• **Challenge**
Among the lines below, list those containing the string "value".

• **Task inputs**

◆ ◆ ◆

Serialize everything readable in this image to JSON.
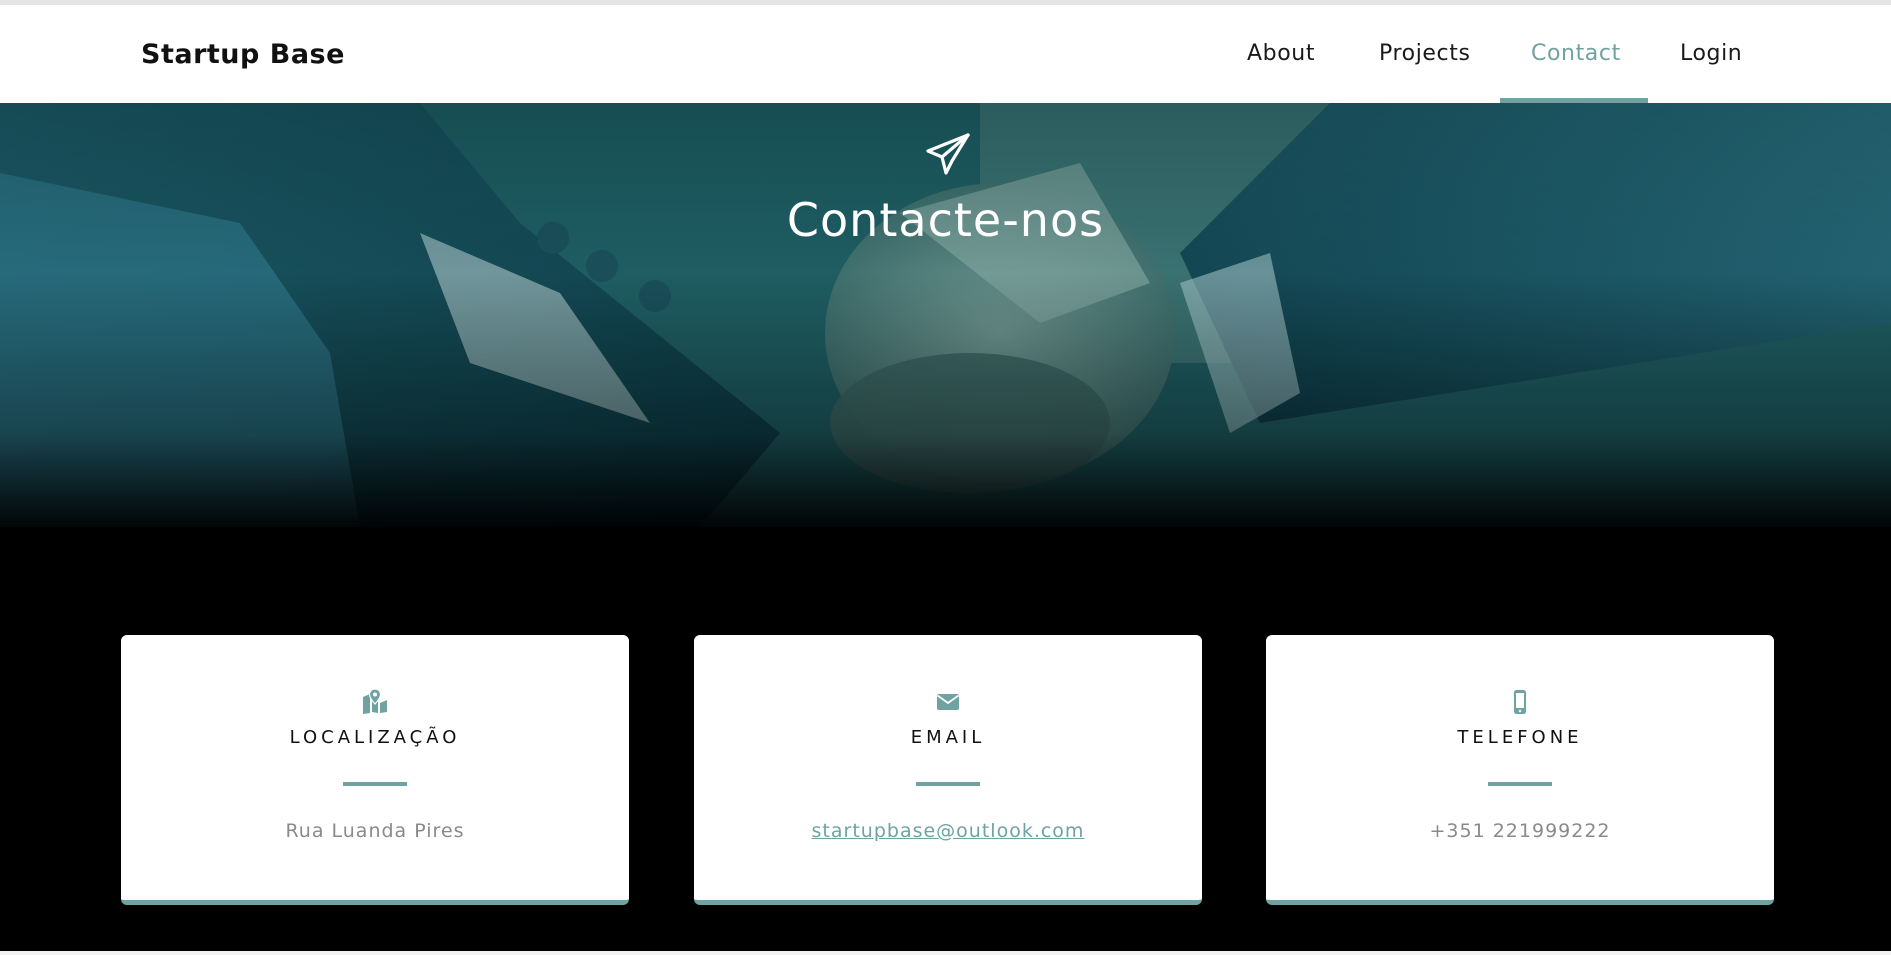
{
  "header": {
    "brand": "Startup Base",
    "nav": [
      {
        "label": "About",
        "active": false
      },
      {
        "label": "Projects",
        "active": false
      },
      {
        "label": "Contact",
        "active": true
      },
      {
        "label": "Login",
        "active": false
      }
    ]
  },
  "hero": {
    "icon": "paper-plane-icon",
    "title": "Contacte-nos"
  },
  "cards": [
    {
      "icon": "map-marker-icon",
      "title": "LOCALIZAÇÃO",
      "value": "Rua Luanda Pires"
    },
    {
      "icon": "envelope-icon",
      "title": "EMAIL",
      "value": "startupbase@outlook.com"
    },
    {
      "icon": "mobile-phone-icon",
      "title": "TELEFONE",
      "value": "+351 221999222"
    }
  ],
  "colors": {
    "accent": "#6fa3a1",
    "page_background": "#000000",
    "navbar_background": "#ffffff"
  }
}
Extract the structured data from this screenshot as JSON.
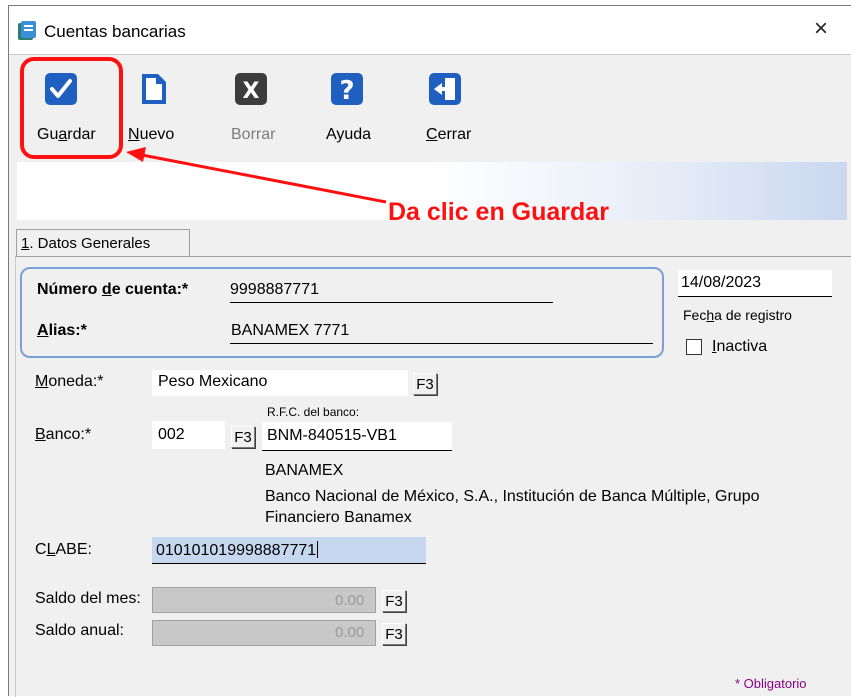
{
  "window": {
    "title": "Cuentas bancarias",
    "close_symbol": "×"
  },
  "toolbar": {
    "guardar": {
      "pre": "Gu",
      "acc": "a",
      "post": "rdar"
    },
    "nuevo": {
      "acc": "N",
      "post": "uevo"
    },
    "borrar": {
      "label": "Borrar"
    },
    "ayuda": {
      "label": "Ayuda"
    },
    "cerrar": {
      "acc": "C",
      "post": "errar"
    }
  },
  "annotation": {
    "text": "Da clic en Guardar",
    "color": "#ff1010"
  },
  "tabs": [
    {
      "prefix": "1",
      "label": ". Datos Generales"
    }
  ],
  "form": {
    "numero_cuenta": {
      "label_pre": "Número ",
      "label_acc": "d",
      "label_post": "e cuenta:*",
      "value": "9998887771"
    },
    "alias": {
      "label_acc": "A",
      "label_post": "lias:*",
      "value": "BANAMEX 7771"
    },
    "fecha_registro": {
      "value": "14/08/2023",
      "label_pre": "Fec",
      "label_acc": "h",
      "label_post": "a de registro"
    },
    "inactiva": {
      "label_acc": "I",
      "label_post": "nactiva",
      "checked": false
    },
    "moneda": {
      "label_acc": "M",
      "label_post": "oneda:*",
      "value": "Peso Mexicano",
      "lookup": "F3"
    },
    "banco": {
      "label_acc": "B",
      "label_post": "anco:*",
      "value": "002",
      "lookup": "F3"
    },
    "rfc_banco": {
      "label": "R.F.C. del banco:",
      "value": "BNM-840515-VB1"
    },
    "banco_nombre_corto": "BANAMEX",
    "banco_nombre_largo_1": "Banco Nacional de México, S.A., Institución de Banca Múltiple, Grupo",
    "banco_nombre_largo_2": "Financiero Banamex",
    "clabe": {
      "label_pre": "C",
      "label_acc": "L",
      "label_post": "ABE:",
      "value": "010101019998887771"
    },
    "saldo_mes": {
      "label": "Saldo del mes:",
      "value": "0.00",
      "lookup": "F3"
    },
    "saldo_anual": {
      "label": "Saldo anual:",
      "value": "0.00",
      "lookup": "F3"
    },
    "required_note": "* Obligatorio"
  },
  "colors": {
    "accent_blue": "#1f5fbf",
    "highlight_red": "#ff1010",
    "clabe_bg": "#c5d8f0"
  }
}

◆ ◆ ◆

• **Solution**
      "value": "Rua Luanda Pires"
      "value": "startupbase@outlook.com"
      "value": "+351 221999222"
      "value": "9998887771"
      "value": "BANAMEX 7771"
      "value": "14/08/2023",
      "value": "Peso Mexicano",
      "value": "002",
      "value": "BNM-840515-VB1"
      "value": "010101019998887771"
      "value": "0.00",
      "value": "0.00",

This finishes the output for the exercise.